● **Short problem**: Filter the entries, keeping every line with the word "функций".

● **Exercise material**:
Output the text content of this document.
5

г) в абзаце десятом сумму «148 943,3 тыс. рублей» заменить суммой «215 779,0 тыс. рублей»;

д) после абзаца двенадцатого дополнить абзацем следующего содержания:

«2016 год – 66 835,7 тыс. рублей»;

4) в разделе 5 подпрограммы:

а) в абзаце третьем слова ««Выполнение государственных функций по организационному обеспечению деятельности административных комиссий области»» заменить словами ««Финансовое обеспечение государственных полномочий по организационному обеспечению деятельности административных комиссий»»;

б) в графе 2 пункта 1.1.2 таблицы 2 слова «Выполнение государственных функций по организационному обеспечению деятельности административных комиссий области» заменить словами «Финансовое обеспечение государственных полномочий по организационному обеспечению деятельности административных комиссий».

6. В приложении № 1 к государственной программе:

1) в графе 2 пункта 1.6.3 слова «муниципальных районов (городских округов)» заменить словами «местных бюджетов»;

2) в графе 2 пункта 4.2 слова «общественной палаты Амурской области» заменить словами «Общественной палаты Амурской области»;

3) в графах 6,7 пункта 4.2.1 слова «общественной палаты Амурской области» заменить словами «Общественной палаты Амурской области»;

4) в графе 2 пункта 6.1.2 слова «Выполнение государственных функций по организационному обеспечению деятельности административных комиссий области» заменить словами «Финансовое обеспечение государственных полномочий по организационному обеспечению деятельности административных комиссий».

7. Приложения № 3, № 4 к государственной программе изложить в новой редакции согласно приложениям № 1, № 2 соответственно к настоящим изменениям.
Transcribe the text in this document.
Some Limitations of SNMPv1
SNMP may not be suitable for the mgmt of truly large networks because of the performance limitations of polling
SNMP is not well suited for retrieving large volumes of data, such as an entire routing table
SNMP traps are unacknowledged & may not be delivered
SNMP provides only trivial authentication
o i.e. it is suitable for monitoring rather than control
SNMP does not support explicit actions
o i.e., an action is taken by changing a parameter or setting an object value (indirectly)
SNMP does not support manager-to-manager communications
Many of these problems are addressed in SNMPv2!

● **Response to this task**:
а) в абзаце третьем слова ««Выполнение государственных функций по организационному обеспечению деятельности административных комиссий области»» заменить словами ««Финансовое обеспечение государственных полномочий по организационному обеспечению деятельности административных комиссий»»;
б) в графе 2 пункта 1.1.2 таблицы 2 слова «Выполнение государственных функций по организационному обеспечению деятельности административных комиссий области» заменить словами «Финансовое обеспечение государственных полномочий по организационному обеспечению деятельности административных комиссий».
4) в графе 2 пункта 6.1.2 слова «Выполнение государственных функций по организационному обеспечению деятельности административных комиссий области» заменить словами «Финансовое обеспечение государственных полномочий по организационному обеспечению деятельности административных комиссий».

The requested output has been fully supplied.